[BRIEF]
Output the material exactly, but drop every image it holds.

[DATA ENTRIES]
· · ·

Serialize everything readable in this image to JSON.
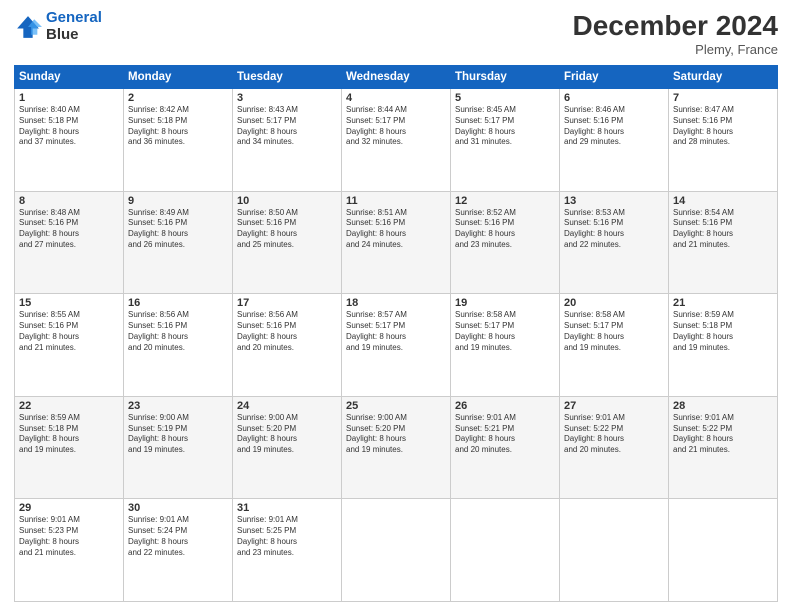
{
  "header": {
    "logo_line1": "General",
    "logo_line2": "Blue",
    "main_title": "December 2024",
    "subtitle": "Plemy, France"
  },
  "columns": [
    "Sunday",
    "Monday",
    "Tuesday",
    "Wednesday",
    "Thursday",
    "Friday",
    "Saturday"
  ],
  "weeks": [
    [
      {
        "day": "1",
        "lines": [
          "Sunrise: 8:40 AM",
          "Sunset: 5:18 PM",
          "Daylight: 8 hours",
          "and 37 minutes."
        ]
      },
      {
        "day": "2",
        "lines": [
          "Sunrise: 8:42 AM",
          "Sunset: 5:18 PM",
          "Daylight: 8 hours",
          "and 36 minutes."
        ]
      },
      {
        "day": "3",
        "lines": [
          "Sunrise: 8:43 AM",
          "Sunset: 5:17 PM",
          "Daylight: 8 hours",
          "and 34 minutes."
        ]
      },
      {
        "day": "4",
        "lines": [
          "Sunrise: 8:44 AM",
          "Sunset: 5:17 PM",
          "Daylight: 8 hours",
          "and 32 minutes."
        ]
      },
      {
        "day": "5",
        "lines": [
          "Sunrise: 8:45 AM",
          "Sunset: 5:17 PM",
          "Daylight: 8 hours",
          "and 31 minutes."
        ]
      },
      {
        "day": "6",
        "lines": [
          "Sunrise: 8:46 AM",
          "Sunset: 5:16 PM",
          "Daylight: 8 hours",
          "and 29 minutes."
        ]
      },
      {
        "day": "7",
        "lines": [
          "Sunrise: 8:47 AM",
          "Sunset: 5:16 PM",
          "Daylight: 8 hours",
          "and 28 minutes."
        ]
      }
    ],
    [
      {
        "day": "8",
        "lines": [
          "Sunrise: 8:48 AM",
          "Sunset: 5:16 PM",
          "Daylight: 8 hours",
          "and 27 minutes."
        ]
      },
      {
        "day": "9",
        "lines": [
          "Sunrise: 8:49 AM",
          "Sunset: 5:16 PM",
          "Daylight: 8 hours",
          "and 26 minutes."
        ]
      },
      {
        "day": "10",
        "lines": [
          "Sunrise: 8:50 AM",
          "Sunset: 5:16 PM",
          "Daylight: 8 hours",
          "and 25 minutes."
        ]
      },
      {
        "day": "11",
        "lines": [
          "Sunrise: 8:51 AM",
          "Sunset: 5:16 PM",
          "Daylight: 8 hours",
          "and 24 minutes."
        ]
      },
      {
        "day": "12",
        "lines": [
          "Sunrise: 8:52 AM",
          "Sunset: 5:16 PM",
          "Daylight: 8 hours",
          "and 23 minutes."
        ]
      },
      {
        "day": "13",
        "lines": [
          "Sunrise: 8:53 AM",
          "Sunset: 5:16 PM",
          "Daylight: 8 hours",
          "and 22 minutes."
        ]
      },
      {
        "day": "14",
        "lines": [
          "Sunrise: 8:54 AM",
          "Sunset: 5:16 PM",
          "Daylight: 8 hours",
          "and 21 minutes."
        ]
      }
    ],
    [
      {
        "day": "15",
        "lines": [
          "Sunrise: 8:55 AM",
          "Sunset: 5:16 PM",
          "Daylight: 8 hours",
          "and 21 minutes."
        ]
      },
      {
        "day": "16",
        "lines": [
          "Sunrise: 8:56 AM",
          "Sunset: 5:16 PM",
          "Daylight: 8 hours",
          "and 20 minutes."
        ]
      },
      {
        "day": "17",
        "lines": [
          "Sunrise: 8:56 AM",
          "Sunset: 5:16 PM",
          "Daylight: 8 hours",
          "and 20 minutes."
        ]
      },
      {
        "day": "18",
        "lines": [
          "Sunrise: 8:57 AM",
          "Sunset: 5:17 PM",
          "Daylight: 8 hours",
          "and 19 minutes."
        ]
      },
      {
        "day": "19",
        "lines": [
          "Sunrise: 8:58 AM",
          "Sunset: 5:17 PM",
          "Daylight: 8 hours",
          "and 19 minutes."
        ]
      },
      {
        "day": "20",
        "lines": [
          "Sunrise: 8:58 AM",
          "Sunset: 5:17 PM",
          "Daylight: 8 hours",
          "and 19 minutes."
        ]
      },
      {
        "day": "21",
        "lines": [
          "Sunrise: 8:59 AM",
          "Sunset: 5:18 PM",
          "Daylight: 8 hours",
          "and 19 minutes."
        ]
      }
    ],
    [
      {
        "day": "22",
        "lines": [
          "Sunrise: 8:59 AM",
          "Sunset: 5:18 PM",
          "Daylight: 8 hours",
          "and 19 minutes."
        ]
      },
      {
        "day": "23",
        "lines": [
          "Sunrise: 9:00 AM",
          "Sunset: 5:19 PM",
          "Daylight: 8 hours",
          "and 19 minutes."
        ]
      },
      {
        "day": "24",
        "lines": [
          "Sunrise: 9:00 AM",
          "Sunset: 5:20 PM",
          "Daylight: 8 hours",
          "and 19 minutes."
        ]
      },
      {
        "day": "25",
        "lines": [
          "Sunrise: 9:00 AM",
          "Sunset: 5:20 PM",
          "Daylight: 8 hours",
          "and 19 minutes."
        ]
      },
      {
        "day": "26",
        "lines": [
          "Sunrise: 9:01 AM",
          "Sunset: 5:21 PM",
          "Daylight: 8 hours",
          "and 20 minutes."
        ]
      },
      {
        "day": "27",
        "lines": [
          "Sunrise: 9:01 AM",
          "Sunset: 5:22 PM",
          "Daylight: 8 hours",
          "and 20 minutes."
        ]
      },
      {
        "day": "28",
        "lines": [
          "Sunrise: 9:01 AM",
          "Sunset: 5:22 PM",
          "Daylight: 8 hours",
          "and 21 minutes."
        ]
      }
    ],
    [
      {
        "day": "29",
        "lines": [
          "Sunrise: 9:01 AM",
          "Sunset: 5:23 PM",
          "Daylight: 8 hours",
          "and 21 minutes."
        ]
      },
      {
        "day": "30",
        "lines": [
          "Sunrise: 9:01 AM",
          "Sunset: 5:24 PM",
          "Daylight: 8 hours",
          "and 22 minutes."
        ]
      },
      {
        "day": "31",
        "lines": [
          "Sunrise: 9:01 AM",
          "Sunset: 5:25 PM",
          "Daylight: 8 hours",
          "and 23 minutes."
        ]
      },
      null,
      null,
      null,
      null
    ]
  ]
}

· · ·

[RIGHT ANSWER]
Serialize everything readable in this image to JSON.
{
  "header": {
    "logo_line1": "General",
    "logo_line2": "Blue",
    "main_title": "December 2024",
    "subtitle": "Plemy, France"
  },
  "columns": [
    "Sunday",
    "Monday",
    "Tuesday",
    "Wednesday",
    "Thursday",
    "Friday",
    "Saturday"
  ],
  "weeks": [
    [
      {
        "day": "1",
        "lines": [
          "Sunrise: 8:40 AM",
          "Sunset: 5:18 PM",
          "Daylight: 8 hours",
          "and 37 minutes."
        ]
      },
      {
        "day": "2",
        "lines": [
          "Sunrise: 8:42 AM",
          "Sunset: 5:18 PM",
          "Daylight: 8 hours",
          "and 36 minutes."
        ]
      },
      {
        "day": "3",
        "lines": [
          "Sunrise: 8:43 AM",
          "Sunset: 5:17 PM",
          "Daylight: 8 hours",
          "and 34 minutes."
        ]
      },
      {
        "day": "4",
        "lines": [
          "Sunrise: 8:44 AM",
          "Sunset: 5:17 PM",
          "Daylight: 8 hours",
          "and 32 minutes."
        ]
      },
      {
        "day": "5",
        "lines": [
          "Sunrise: 8:45 AM",
          "Sunset: 5:17 PM",
          "Daylight: 8 hours",
          "and 31 minutes."
        ]
      },
      {
        "day": "6",
        "lines": [
          "Sunrise: 8:46 AM",
          "Sunset: 5:16 PM",
          "Daylight: 8 hours",
          "and 29 minutes."
        ]
      },
      {
        "day": "7",
        "lines": [
          "Sunrise: 8:47 AM",
          "Sunset: 5:16 PM",
          "Daylight: 8 hours",
          "and 28 minutes."
        ]
      }
    ],
    [
      {
        "day": "8",
        "lines": [
          "Sunrise: 8:48 AM",
          "Sunset: 5:16 PM",
          "Daylight: 8 hours",
          "and 27 minutes."
        ]
      },
      {
        "day": "9",
        "lines": [
          "Sunrise: 8:49 AM",
          "Sunset: 5:16 PM",
          "Daylight: 8 hours",
          "and 26 minutes."
        ]
      },
      {
        "day": "10",
        "lines": [
          "Sunrise: 8:50 AM",
          "Sunset: 5:16 PM",
          "Daylight: 8 hours",
          "and 25 minutes."
        ]
      },
      {
        "day": "11",
        "lines": [
          "Sunrise: 8:51 AM",
          "Sunset: 5:16 PM",
          "Daylight: 8 hours",
          "and 24 minutes."
        ]
      },
      {
        "day": "12",
        "lines": [
          "Sunrise: 8:52 AM",
          "Sunset: 5:16 PM",
          "Daylight: 8 hours",
          "and 23 minutes."
        ]
      },
      {
        "day": "13",
        "lines": [
          "Sunrise: 8:53 AM",
          "Sunset: 5:16 PM",
          "Daylight: 8 hours",
          "and 22 minutes."
        ]
      },
      {
        "day": "14",
        "lines": [
          "Sunrise: 8:54 AM",
          "Sunset: 5:16 PM",
          "Daylight: 8 hours",
          "and 21 minutes."
        ]
      }
    ],
    [
      {
        "day": "15",
        "lines": [
          "Sunrise: 8:55 AM",
          "Sunset: 5:16 PM",
          "Daylight: 8 hours",
          "and 21 minutes."
        ]
      },
      {
        "day": "16",
        "lines": [
          "Sunrise: 8:56 AM",
          "Sunset: 5:16 PM",
          "Daylight: 8 hours",
          "and 20 minutes."
        ]
      },
      {
        "day": "17",
        "lines": [
          "Sunrise: 8:56 AM",
          "Sunset: 5:16 PM",
          "Daylight: 8 hours",
          "and 20 minutes."
        ]
      },
      {
        "day": "18",
        "lines": [
          "Sunrise: 8:57 AM",
          "Sunset: 5:17 PM",
          "Daylight: 8 hours",
          "and 19 minutes."
        ]
      },
      {
        "day": "19",
        "lines": [
          "Sunrise: 8:58 AM",
          "Sunset: 5:17 PM",
          "Daylight: 8 hours",
          "and 19 minutes."
        ]
      },
      {
        "day": "20",
        "lines": [
          "Sunrise: 8:58 AM",
          "Sunset: 5:17 PM",
          "Daylight: 8 hours",
          "and 19 minutes."
        ]
      },
      {
        "day": "21",
        "lines": [
          "Sunrise: 8:59 AM",
          "Sunset: 5:18 PM",
          "Daylight: 8 hours",
          "and 19 minutes."
        ]
      }
    ],
    [
      {
        "day": "22",
        "lines": [
          "Sunrise: 8:59 AM",
          "Sunset: 5:18 PM",
          "Daylight: 8 hours",
          "and 19 minutes."
        ]
      },
      {
        "day": "23",
        "lines": [
          "Sunrise: 9:00 AM",
          "Sunset: 5:19 PM",
          "Daylight: 8 hours",
          "and 19 minutes."
        ]
      },
      {
        "day": "24",
        "lines": [
          "Sunrise: 9:00 AM",
          "Sunset: 5:20 PM",
          "Daylight: 8 hours",
          "and 19 minutes."
        ]
      },
      {
        "day": "25",
        "lines": [
          "Sunrise: 9:00 AM",
          "Sunset: 5:20 PM",
          "Daylight: 8 hours",
          "and 19 minutes."
        ]
      },
      {
        "day": "26",
        "lines": [
          "Sunrise: 9:01 AM",
          "Sunset: 5:21 PM",
          "Daylight: 8 hours",
          "and 20 minutes."
        ]
      },
      {
        "day": "27",
        "lines": [
          "Sunrise: 9:01 AM",
          "Sunset: 5:22 PM",
          "Daylight: 8 hours",
          "and 20 minutes."
        ]
      },
      {
        "day": "28",
        "lines": [
          "Sunrise: 9:01 AM",
          "Sunset: 5:22 PM",
          "Daylight: 8 hours",
          "and 21 minutes."
        ]
      }
    ],
    [
      {
        "day": "29",
        "lines": [
          "Sunrise: 9:01 AM",
          "Sunset: 5:23 PM",
          "Daylight: 8 hours",
          "and 21 minutes."
        ]
      },
      {
        "day": "30",
        "lines": [
          "Sunrise: 9:01 AM",
          "Sunset: 5:24 PM",
          "Daylight: 8 hours",
          "and 22 minutes."
        ]
      },
      {
        "day": "31",
        "lines": [
          "Sunrise: 9:01 AM",
          "Sunset: 5:25 PM",
          "Daylight: 8 hours",
          "and 23 minutes."
        ]
      },
      null,
      null,
      null,
      null
    ]
  ]
}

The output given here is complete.